◆ Required work: Every entry below must appear again, exactly as written.
+---+
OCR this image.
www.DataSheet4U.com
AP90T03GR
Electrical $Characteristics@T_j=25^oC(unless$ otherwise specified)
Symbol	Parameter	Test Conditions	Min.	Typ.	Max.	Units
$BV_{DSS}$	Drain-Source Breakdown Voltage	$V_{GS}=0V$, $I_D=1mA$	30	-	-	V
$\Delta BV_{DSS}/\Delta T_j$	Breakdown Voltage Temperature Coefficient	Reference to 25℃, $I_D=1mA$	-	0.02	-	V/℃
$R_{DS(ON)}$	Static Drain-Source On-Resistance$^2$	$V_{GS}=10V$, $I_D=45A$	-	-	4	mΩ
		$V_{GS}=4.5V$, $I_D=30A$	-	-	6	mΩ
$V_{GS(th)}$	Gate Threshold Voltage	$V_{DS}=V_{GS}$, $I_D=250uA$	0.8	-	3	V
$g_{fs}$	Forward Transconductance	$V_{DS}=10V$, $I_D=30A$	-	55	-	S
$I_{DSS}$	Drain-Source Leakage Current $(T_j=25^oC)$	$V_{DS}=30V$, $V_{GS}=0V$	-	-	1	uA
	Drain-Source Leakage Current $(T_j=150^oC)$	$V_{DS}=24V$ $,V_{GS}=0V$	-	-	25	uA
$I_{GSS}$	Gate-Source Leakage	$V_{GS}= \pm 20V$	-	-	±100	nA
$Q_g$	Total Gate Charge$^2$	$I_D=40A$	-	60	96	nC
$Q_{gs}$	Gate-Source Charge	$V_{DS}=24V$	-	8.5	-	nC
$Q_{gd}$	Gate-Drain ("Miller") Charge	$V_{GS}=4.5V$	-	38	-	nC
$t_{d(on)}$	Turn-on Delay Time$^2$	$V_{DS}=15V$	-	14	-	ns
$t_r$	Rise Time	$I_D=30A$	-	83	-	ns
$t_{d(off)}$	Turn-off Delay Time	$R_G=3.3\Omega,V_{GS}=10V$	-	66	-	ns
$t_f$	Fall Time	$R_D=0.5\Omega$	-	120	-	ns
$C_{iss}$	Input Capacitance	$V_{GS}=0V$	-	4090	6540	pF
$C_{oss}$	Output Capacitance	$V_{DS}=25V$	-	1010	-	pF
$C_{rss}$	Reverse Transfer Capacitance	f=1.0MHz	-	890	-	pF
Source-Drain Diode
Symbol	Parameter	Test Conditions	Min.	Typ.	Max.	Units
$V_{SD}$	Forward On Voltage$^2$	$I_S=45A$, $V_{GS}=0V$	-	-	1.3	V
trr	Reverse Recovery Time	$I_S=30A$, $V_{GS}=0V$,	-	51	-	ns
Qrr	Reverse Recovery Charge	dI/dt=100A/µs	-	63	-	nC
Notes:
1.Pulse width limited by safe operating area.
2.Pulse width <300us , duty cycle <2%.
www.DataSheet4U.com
+---+
◆ Exercise result:
OCR this image.
www.DataSheet4U.com
AP90T03GR
Electrical $Characteristics@T_j=25^oC(unless$ otherwise specified)
Symbol	Parameter	Test Conditions	Min.	Typ.	Max.	Units
$BV_{DSS}$	Drain-Source Breakdown Voltage	$V_{GS}=0V$, $I_D=1mA$	30	-	-	V
$\Delta BV_{DSS}/\Delta T_j$	Breakdown Voltage Temperature Coefficient	Reference to 25℃, $I_D=1mA$	-	0.02	-	V/℃
$R_{DS(ON)}$	Static Drain-Source On-Resistance$^2$	$V_{GS}=10V$, $I_D=45A$	-	-	4	mΩ
		$V_{GS}=4.5V$, $I_D=30A$	-	-	6	mΩ
$V_{GS(th)}$	Gate Threshold Voltage	$V_{DS}=V_{GS}$, $I_D=250uA$	0.8	-	3	V
$g_{fs}$	Forward Transconductance	$V_{DS}=10V$, $I_D=30A$	-	55	-	S
$I_{DSS}$	Drain-Source Leakage Current $(T_j=25^oC)$	$V_{DS}=30V$, $V_{GS}=0V$	-	-	1	uA
	Drain-Source Leakage Current $(T_j=150^oC)$	$V_{DS}=24V$ $,V_{GS}=0V$	-	-	25	uA
$I_{GSS}$	Gate-Source Leakage	$V_{GS}= \pm 20V$	-	-	±100	nA
$Q_g$	Total Gate Charge$^2$	$I_D=40A$	-	60	96	nC
$Q_{gs}$	Gate-Source Charge	$V_{DS}=24V$	-	8.5	-	nC
$Q_{gd}$	Gate-Drain ("Miller") Charge	$V_{GS}=4.5V$	-	38	-	nC
$t_{d(on)}$	Turn-on Delay Time$^2$	$V_{DS}=15V$	-	14	-	ns
$t_r$	Rise Time	$I_D=30A$	-	83	-	ns
$t_{d(off)}$	Turn-off Delay Time	$R_G=3.3\Omega,V_{GS}=10V$	-	66	-	ns
$t_f$	Fall Time	$R_D=0.5\Omega$	-	120	-	ns
$C_{iss}$	Input Capacitance	$V_{GS}=0V$	-	4090	6540	pF
$C_{oss}$	Output Capacitance	$V_{DS}=25V$	-	1010	-	pF
$C_{rss}$	Reverse Transfer Capacitance	f=1.0MHz	-	890	-	pF
Source-Drain Diode
Symbol	Parameter	Test Conditions	Min.	Typ.	Max.	Units
$V_{SD}$	Forward On Voltage$^2$	$I_S=45A$, $V_{GS}=0V$	-	-	1.3	V
trr	Reverse Recovery Time	$I_S=30A$, $V_{GS}=0V$,	-	51	-	ns
Qrr	Reverse Recovery Charge	dI/dt=100A/µs	-	63	-	nC
Notes:
1.Pulse width limited by safe operating area.
2.Pulse width <300us , duty cycle <2%.
www.DataSheet4U.com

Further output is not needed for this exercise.